__Given instruction__
Print all of the data exactly as written.

━━━━━ Data supplied ━━━━━

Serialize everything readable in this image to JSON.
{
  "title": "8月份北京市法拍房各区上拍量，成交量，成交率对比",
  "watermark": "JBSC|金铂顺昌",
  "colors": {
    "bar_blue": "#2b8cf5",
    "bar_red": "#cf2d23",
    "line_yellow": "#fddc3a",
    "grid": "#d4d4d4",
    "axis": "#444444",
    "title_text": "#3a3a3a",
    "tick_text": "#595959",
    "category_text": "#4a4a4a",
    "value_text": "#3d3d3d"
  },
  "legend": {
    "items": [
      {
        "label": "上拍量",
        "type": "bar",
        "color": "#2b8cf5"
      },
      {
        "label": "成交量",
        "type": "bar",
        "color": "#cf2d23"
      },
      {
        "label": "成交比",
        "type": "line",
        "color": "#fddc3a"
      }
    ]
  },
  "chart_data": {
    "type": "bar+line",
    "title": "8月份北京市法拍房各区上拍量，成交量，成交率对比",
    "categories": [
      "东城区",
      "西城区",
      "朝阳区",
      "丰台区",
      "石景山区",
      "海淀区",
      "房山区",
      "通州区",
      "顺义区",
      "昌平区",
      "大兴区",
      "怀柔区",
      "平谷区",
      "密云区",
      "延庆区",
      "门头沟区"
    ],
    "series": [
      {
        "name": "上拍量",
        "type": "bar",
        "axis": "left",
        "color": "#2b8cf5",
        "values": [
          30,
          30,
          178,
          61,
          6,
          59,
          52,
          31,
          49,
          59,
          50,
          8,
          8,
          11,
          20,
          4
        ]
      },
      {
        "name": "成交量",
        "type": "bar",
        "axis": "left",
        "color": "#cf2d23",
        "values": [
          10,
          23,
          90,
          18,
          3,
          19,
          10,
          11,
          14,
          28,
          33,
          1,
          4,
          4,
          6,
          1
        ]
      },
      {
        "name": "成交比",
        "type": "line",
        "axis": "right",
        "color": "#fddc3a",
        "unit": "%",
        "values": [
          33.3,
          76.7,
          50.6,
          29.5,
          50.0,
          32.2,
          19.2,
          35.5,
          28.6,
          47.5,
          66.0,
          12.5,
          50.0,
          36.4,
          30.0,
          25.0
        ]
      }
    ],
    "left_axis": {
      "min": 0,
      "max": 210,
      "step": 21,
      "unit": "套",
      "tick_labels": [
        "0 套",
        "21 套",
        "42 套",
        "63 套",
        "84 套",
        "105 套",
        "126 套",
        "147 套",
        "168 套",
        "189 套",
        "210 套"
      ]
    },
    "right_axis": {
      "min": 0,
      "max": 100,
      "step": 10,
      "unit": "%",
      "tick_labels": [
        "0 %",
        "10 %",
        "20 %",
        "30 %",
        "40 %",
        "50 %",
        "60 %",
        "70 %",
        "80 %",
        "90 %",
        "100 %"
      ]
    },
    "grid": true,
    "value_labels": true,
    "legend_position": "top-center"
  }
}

━━━━━

__Response to this task__
Serialize everything readable in this image to JSON.
{
  "title": "8月份北京市法拍房各区上拍量，成交量，成交率对比",
  "watermark": "JBSC|金铂顺昌",
  "colors": {
    "bar_blue": "#2b8cf5",
    "bar_red": "#cf2d23",
    "line_yellow": "#fddc3a",
    "grid": "#d4d4d4",
    "axis": "#444444",
    "title_text": "#3a3a3a",
    "tick_text": "#595959",
    "category_text": "#4a4a4a",
    "value_text": "#3d3d3d"
  },
  "legend": {
    "items": [
      {
        "label": "上拍量",
        "type": "bar",
        "color": "#2b8cf5"
      },
      {
        "label": "成交量",
        "type": "bar",
        "color": "#cf2d23"
      },
      {
        "label": "成交比",
        "type": "line",
        "color": "#fddc3a"
      }
    ]
  },
  "chart_data": {
    "type": "bar+line",
    "title": "8月份北京市法拍房各区上拍量，成交量，成交率对比",
    "categories": [
      "东城区",
      "西城区",
      "朝阳区",
      "丰台区",
      "石景山区",
      "海淀区",
      "房山区",
      "通州区",
      "顺义区",
      "昌平区",
      "大兴区",
      "怀柔区",
      "平谷区",
      "密云区",
      "延庆区",
      "门头沟区"
    ],
    "series": [
      {
        "name": "上拍量",
        "type": "bar",
        "axis": "left",
        "color": "#2b8cf5",
        "values": [
          30,
          30,
          178,
          61,
          6,
          59,
          52,
          31,
          49,
          59,
          50,
          8,
          8,
          11,
          20,
          4
        ]
      },
      {
        "name": "成交量",
        "type": "bar",
        "axis": "left",
        "color": "#cf2d23",
        "values": [
          10,
          23,
          90,
          18,
          3,
          19,
          10,
          11,
          14,
          28,
          33,
          1,
          4,
          4,
          6,
          1
        ]
      },
      {
        "name": "成交比",
        "type": "line",
        "axis": "right",
        "color": "#fddc3a",
        "unit": "%",
        "values": [
          33.3,
          76.7,
          50.6,
          29.5,
          50.0,
          32.2,
          19.2,
          35.5,
          28.6,
          47.5,
          66.0,
          12.5,
          50.0,
          36.4,
          30.0,
          25.0
        ]
      }
    ],
    "left_axis": {
      "min": 0,
      "max": 210,
      "step": 21,
      "unit": "套",
      "tick_labels": [
        "0 套",
        "21 套",
        "42 套",
        "63 套",
        "84 套",
        "105 套",
        "126 套",
        "147 套",
        "168 套",
        "189 套",
        "210 套"
      ]
    },
    "right_axis": {
      "min": 0,
      "max": 100,
      "step": 10,
      "unit": "%",
      "tick_labels": [
        "0 %",
        "10 %",
        "20 %",
        "30 %",
        "40 %",
        "50 %",
        "60 %",
        "70 %",
        "80 %",
        "90 %",
        "100 %"
      ]
    },
    "grid": true,
    "value_labels": true,
    "legend_position": "top-center"
  }
}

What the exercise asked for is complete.